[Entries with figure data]

————————

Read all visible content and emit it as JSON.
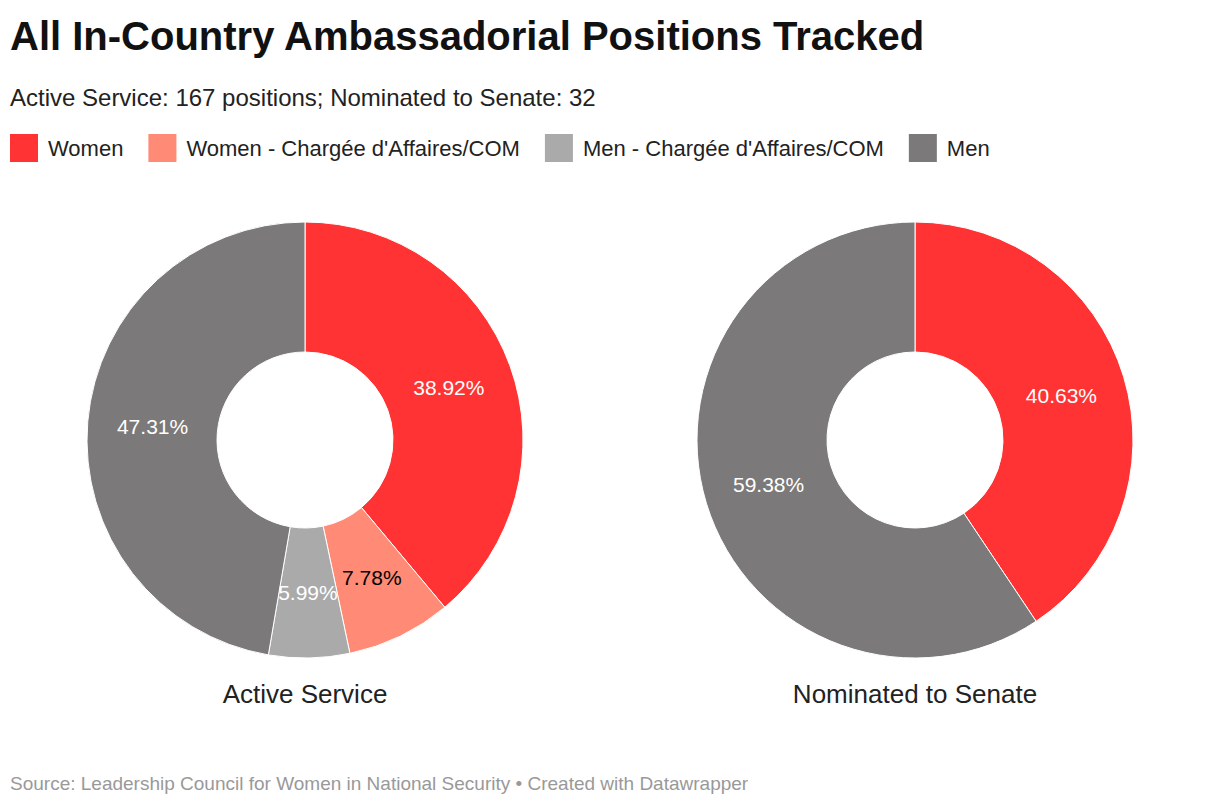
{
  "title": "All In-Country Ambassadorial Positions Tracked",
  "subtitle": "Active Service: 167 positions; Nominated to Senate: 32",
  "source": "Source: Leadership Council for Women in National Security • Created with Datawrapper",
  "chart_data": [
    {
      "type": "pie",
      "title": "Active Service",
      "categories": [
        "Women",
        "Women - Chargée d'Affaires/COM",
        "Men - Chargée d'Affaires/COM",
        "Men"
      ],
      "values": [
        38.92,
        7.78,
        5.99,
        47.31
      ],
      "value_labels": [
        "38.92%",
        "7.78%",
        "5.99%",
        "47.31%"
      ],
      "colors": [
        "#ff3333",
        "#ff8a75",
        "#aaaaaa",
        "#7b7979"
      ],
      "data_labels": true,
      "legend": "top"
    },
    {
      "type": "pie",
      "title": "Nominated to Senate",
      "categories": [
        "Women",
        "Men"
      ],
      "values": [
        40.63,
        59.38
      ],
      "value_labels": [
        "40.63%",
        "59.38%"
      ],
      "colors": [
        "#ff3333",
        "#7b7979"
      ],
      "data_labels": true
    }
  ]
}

————————

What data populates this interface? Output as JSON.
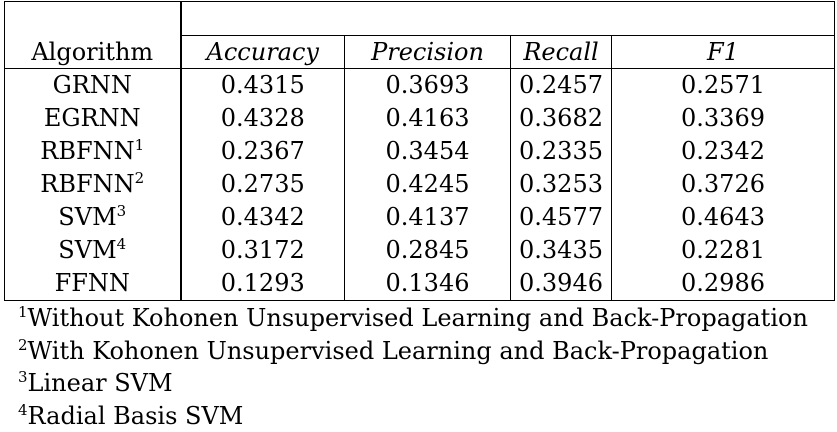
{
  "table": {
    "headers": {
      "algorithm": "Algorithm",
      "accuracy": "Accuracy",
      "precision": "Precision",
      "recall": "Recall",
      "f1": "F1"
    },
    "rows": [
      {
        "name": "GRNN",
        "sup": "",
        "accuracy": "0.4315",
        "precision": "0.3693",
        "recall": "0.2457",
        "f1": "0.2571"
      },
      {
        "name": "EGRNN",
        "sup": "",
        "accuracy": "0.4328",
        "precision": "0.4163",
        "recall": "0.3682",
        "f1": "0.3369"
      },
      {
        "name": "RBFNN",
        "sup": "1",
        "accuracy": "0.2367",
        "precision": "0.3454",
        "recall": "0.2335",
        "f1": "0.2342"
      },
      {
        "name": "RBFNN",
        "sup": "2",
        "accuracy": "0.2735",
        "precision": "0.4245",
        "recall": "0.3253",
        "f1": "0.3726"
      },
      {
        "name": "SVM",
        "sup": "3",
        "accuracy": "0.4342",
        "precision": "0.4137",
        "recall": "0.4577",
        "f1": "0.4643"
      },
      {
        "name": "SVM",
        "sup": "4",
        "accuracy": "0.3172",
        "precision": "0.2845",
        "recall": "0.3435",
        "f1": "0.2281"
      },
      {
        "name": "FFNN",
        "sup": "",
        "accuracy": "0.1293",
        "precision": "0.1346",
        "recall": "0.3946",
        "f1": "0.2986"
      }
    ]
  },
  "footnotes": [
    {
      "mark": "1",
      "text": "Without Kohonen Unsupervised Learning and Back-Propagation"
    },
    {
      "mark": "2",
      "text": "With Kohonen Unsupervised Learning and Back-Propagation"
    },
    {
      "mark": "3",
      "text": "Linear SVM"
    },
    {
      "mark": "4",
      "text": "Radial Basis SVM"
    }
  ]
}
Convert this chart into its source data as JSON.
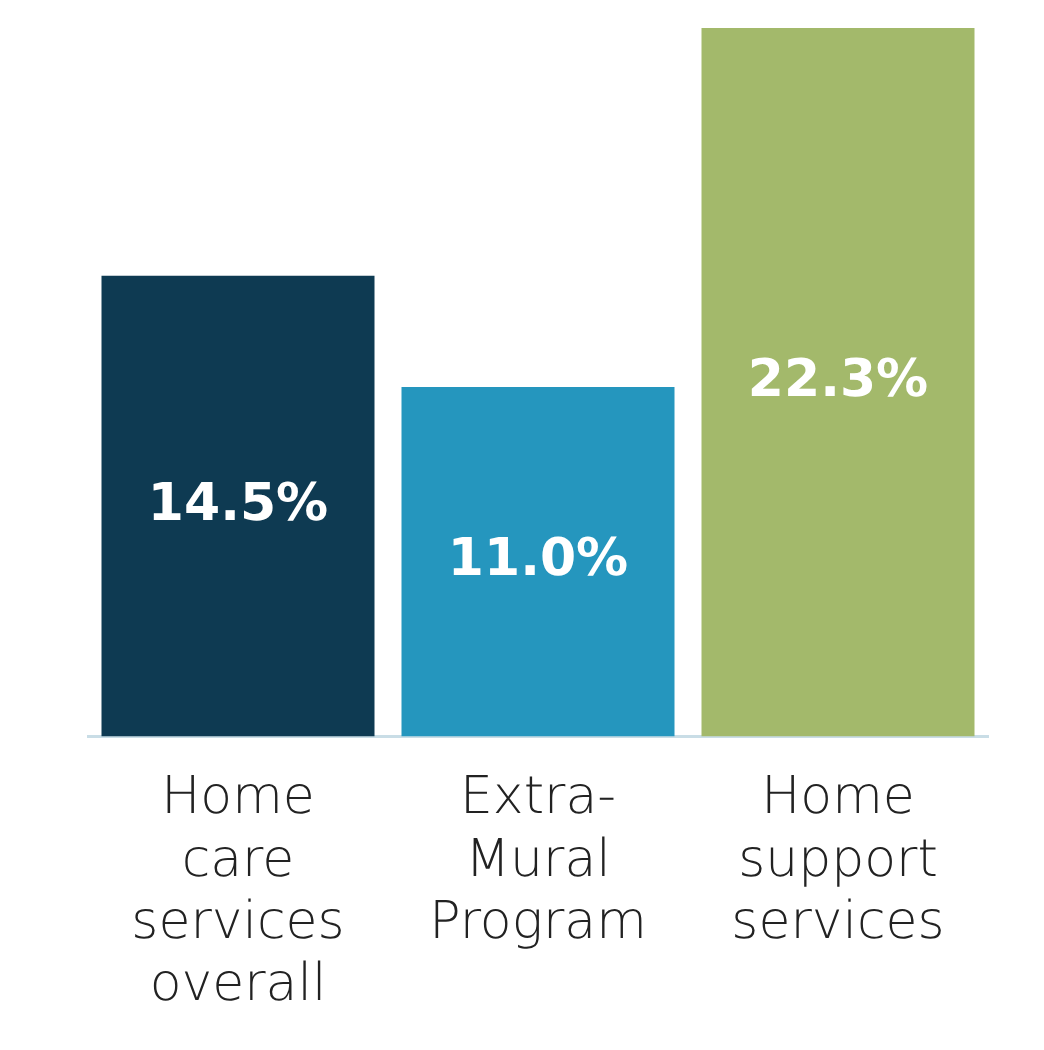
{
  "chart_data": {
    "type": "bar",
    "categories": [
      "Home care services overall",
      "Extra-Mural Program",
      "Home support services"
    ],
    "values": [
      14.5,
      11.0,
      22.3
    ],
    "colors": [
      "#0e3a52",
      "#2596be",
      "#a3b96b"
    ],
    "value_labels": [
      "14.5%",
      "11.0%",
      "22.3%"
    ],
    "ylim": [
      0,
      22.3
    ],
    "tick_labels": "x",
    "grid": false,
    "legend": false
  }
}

————————

AIM OF THE EXERCISE.
From the records above, pull out each line that has "Home".

TASK RESPONSE.
      "Home care services overall",
      "Home support services"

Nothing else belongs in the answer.